- [SUPPLIED MATERIAL]
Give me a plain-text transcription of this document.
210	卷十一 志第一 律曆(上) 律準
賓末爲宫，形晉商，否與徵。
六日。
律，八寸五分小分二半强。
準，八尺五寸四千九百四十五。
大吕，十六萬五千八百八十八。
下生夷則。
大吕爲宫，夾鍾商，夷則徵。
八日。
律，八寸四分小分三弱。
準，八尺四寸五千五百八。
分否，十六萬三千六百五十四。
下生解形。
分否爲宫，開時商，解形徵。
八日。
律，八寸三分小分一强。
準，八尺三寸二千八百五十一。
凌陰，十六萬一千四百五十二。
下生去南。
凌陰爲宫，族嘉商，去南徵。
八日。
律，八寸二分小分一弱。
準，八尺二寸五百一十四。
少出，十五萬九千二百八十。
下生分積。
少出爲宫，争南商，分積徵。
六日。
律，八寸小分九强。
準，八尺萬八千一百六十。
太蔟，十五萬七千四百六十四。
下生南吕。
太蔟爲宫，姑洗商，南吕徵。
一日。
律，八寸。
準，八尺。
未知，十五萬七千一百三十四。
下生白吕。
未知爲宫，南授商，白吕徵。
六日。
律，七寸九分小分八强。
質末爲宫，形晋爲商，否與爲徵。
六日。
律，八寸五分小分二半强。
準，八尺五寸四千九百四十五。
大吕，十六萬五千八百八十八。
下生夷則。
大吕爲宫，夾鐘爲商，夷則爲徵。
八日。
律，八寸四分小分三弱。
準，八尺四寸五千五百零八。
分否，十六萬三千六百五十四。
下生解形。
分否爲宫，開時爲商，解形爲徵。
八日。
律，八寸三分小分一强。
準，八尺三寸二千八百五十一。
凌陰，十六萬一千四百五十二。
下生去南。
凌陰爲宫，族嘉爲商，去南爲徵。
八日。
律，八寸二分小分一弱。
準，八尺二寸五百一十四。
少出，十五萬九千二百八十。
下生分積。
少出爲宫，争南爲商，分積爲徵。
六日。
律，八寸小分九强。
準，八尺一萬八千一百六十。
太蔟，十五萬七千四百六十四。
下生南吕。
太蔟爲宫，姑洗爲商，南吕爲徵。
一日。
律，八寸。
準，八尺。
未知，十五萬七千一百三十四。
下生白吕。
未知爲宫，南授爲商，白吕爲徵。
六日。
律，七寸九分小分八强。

...

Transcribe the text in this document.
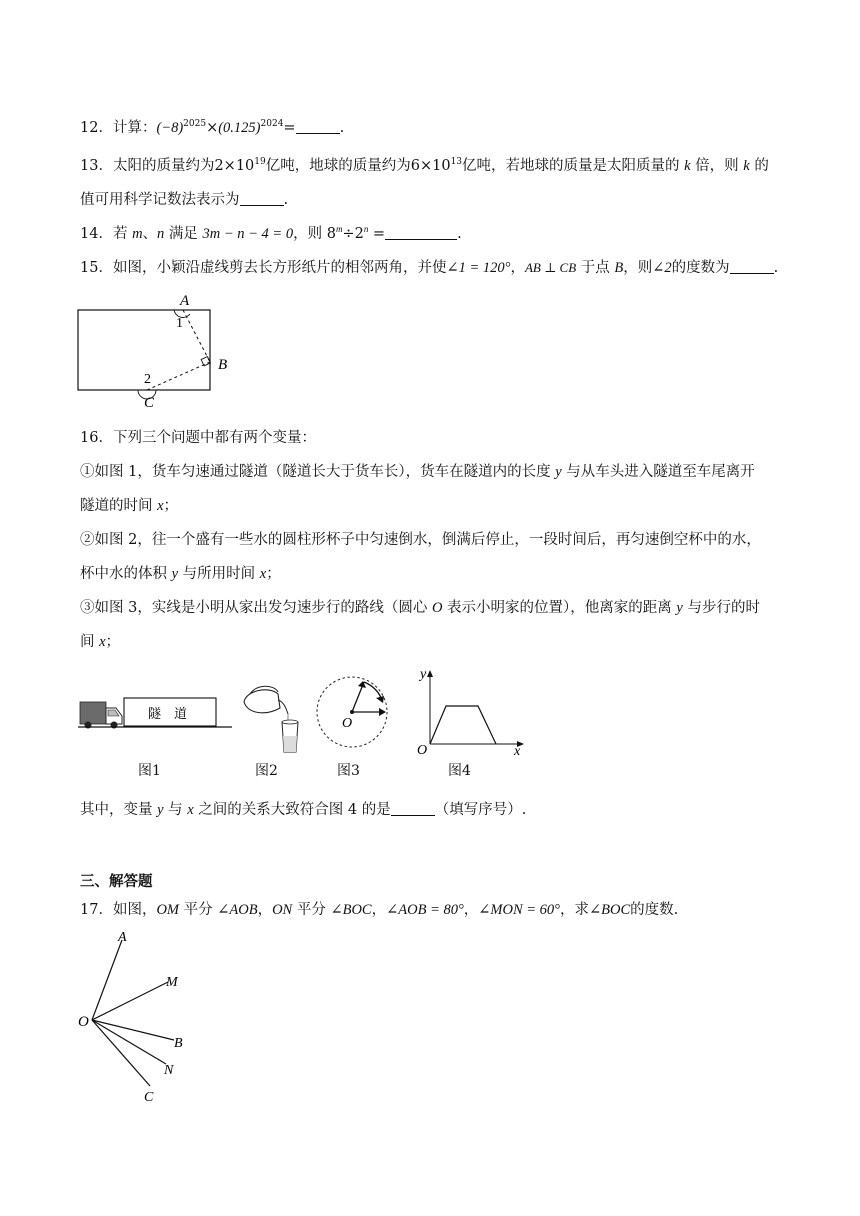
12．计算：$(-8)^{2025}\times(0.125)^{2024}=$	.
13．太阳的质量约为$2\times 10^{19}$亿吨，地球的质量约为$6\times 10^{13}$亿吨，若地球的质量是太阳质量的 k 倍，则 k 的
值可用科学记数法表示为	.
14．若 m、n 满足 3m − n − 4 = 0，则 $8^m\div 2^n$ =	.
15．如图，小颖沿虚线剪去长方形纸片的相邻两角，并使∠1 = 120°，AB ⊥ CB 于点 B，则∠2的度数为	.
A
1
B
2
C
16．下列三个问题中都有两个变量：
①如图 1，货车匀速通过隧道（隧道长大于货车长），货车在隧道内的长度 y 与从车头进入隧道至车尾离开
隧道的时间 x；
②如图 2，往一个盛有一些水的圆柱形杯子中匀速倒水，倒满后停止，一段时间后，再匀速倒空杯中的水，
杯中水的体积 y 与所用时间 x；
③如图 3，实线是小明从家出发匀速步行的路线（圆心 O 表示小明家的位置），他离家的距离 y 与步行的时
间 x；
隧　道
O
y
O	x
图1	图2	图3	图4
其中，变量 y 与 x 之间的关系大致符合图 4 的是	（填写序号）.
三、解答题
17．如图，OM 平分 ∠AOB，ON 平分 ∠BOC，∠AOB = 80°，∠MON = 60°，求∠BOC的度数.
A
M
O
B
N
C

- [WHAT YOU ARE ASKED TO DO] How many lines of the records contain the string "times"? Respond with the number alone.

- [EXERCISE RESPONSE] 2